• [READING PASSAGE]
-=-=-=-=-
Answer: Now in order to analyze the data, we have to transform it into more analysis friendly structure. In order to achieve that we have to transform and tidy up the data from its original wide format into a long format with the help of functions from dplyr and tidyr. First of we will work on the first two columns and will try to change that using mutate() with coalesce(). After that the data from column 3 to 7 can be gathered into flights and destination using gather(). Above steps will transform the the table into long format. We can select and arrange the information the way we want using select() and arrange().
flight_info_long <- flight_info_wide|>
mutate(alaska=NA., amwest = lag(NA.))|>
mutate(airlines= coalesce(alaska,amwest), status = NA..1)|>
gather("destinations", "flights", 3:7)|>
select(airlines:flights)|>
arrange(airlines, desc(status), destinations);
knitr::kable(head(flight_info_long))
-=-=-=-=-
• [SUPPLIED MATERIAL]
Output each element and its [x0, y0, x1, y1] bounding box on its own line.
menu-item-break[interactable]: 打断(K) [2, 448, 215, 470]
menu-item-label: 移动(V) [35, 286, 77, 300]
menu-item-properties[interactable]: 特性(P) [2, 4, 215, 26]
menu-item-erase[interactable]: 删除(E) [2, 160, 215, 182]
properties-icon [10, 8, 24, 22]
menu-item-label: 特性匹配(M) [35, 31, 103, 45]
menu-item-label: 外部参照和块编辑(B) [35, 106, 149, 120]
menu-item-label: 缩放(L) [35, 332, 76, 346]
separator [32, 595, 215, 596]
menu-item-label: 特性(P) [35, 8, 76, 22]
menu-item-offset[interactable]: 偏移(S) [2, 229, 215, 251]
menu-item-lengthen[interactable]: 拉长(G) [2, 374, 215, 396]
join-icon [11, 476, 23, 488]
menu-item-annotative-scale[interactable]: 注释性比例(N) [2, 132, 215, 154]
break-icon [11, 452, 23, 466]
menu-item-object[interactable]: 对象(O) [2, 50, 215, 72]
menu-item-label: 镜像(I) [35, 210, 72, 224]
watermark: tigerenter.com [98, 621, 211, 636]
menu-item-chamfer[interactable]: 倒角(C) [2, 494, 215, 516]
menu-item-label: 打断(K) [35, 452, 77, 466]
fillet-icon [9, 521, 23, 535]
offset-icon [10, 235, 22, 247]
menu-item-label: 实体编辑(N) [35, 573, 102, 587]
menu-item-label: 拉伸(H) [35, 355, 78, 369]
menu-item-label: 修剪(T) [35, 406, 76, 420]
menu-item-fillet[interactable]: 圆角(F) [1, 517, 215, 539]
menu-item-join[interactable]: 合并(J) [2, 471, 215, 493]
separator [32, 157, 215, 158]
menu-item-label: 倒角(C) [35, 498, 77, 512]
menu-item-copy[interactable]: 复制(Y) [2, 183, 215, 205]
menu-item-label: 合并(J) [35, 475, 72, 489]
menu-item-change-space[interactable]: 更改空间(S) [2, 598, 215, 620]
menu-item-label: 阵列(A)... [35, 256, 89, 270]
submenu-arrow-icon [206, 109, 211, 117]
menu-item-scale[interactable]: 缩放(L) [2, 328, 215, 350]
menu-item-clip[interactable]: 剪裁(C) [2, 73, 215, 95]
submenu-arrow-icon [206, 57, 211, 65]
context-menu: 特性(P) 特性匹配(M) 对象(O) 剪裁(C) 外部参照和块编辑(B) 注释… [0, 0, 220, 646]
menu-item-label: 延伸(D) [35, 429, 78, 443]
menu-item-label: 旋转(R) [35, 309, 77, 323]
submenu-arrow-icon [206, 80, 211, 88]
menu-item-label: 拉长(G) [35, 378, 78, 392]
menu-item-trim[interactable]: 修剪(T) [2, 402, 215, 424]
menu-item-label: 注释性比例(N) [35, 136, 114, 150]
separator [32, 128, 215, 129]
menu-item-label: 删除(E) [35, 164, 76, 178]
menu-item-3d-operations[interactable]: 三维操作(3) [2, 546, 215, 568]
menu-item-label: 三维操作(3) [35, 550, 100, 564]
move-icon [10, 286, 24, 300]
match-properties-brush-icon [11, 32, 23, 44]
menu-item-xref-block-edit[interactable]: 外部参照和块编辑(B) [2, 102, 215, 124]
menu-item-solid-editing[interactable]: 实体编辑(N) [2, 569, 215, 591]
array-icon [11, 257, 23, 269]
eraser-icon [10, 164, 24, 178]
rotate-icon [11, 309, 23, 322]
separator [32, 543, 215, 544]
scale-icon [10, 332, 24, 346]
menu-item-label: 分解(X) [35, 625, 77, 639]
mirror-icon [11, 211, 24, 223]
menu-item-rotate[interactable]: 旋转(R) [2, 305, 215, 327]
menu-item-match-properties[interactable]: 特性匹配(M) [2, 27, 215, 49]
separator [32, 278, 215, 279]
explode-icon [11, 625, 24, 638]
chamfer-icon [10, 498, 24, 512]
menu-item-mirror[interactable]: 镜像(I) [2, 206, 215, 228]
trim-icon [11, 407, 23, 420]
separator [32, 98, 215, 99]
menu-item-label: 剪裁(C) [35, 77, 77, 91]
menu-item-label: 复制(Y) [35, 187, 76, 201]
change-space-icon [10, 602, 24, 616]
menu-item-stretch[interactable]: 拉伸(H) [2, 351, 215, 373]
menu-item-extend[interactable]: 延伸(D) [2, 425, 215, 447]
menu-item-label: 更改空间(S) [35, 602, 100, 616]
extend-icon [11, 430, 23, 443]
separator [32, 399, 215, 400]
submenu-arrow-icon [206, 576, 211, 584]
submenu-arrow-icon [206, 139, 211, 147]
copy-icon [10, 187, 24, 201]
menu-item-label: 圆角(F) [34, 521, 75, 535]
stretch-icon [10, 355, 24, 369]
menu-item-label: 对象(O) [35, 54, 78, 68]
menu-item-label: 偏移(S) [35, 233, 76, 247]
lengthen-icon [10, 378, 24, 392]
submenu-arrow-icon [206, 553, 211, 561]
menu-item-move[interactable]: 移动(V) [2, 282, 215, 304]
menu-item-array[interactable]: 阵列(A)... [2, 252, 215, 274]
-=-=-=-=-
• [TASK DETAILS]
Decide whether each statement agrees with the explanation of reshaping the flight data. Answer yes or no for each, and quote the words from the explanation that settle it.
1. The data is converted from a long format into a wide format.
2. The first two columns are changed using mutate() with coalesce().
3. Columns 3 to 7 are gathered into flights and destination with gather().

• [RESPONSE TO THIS TASK]
1. No: "from its original wide format into a long format"
2. Yes: "we will work on the first two columns and will try to change that using mutate() with coalesce()"
3. Yes: "the data from column 3 to 7 can be gathered into flights and destination using gather()"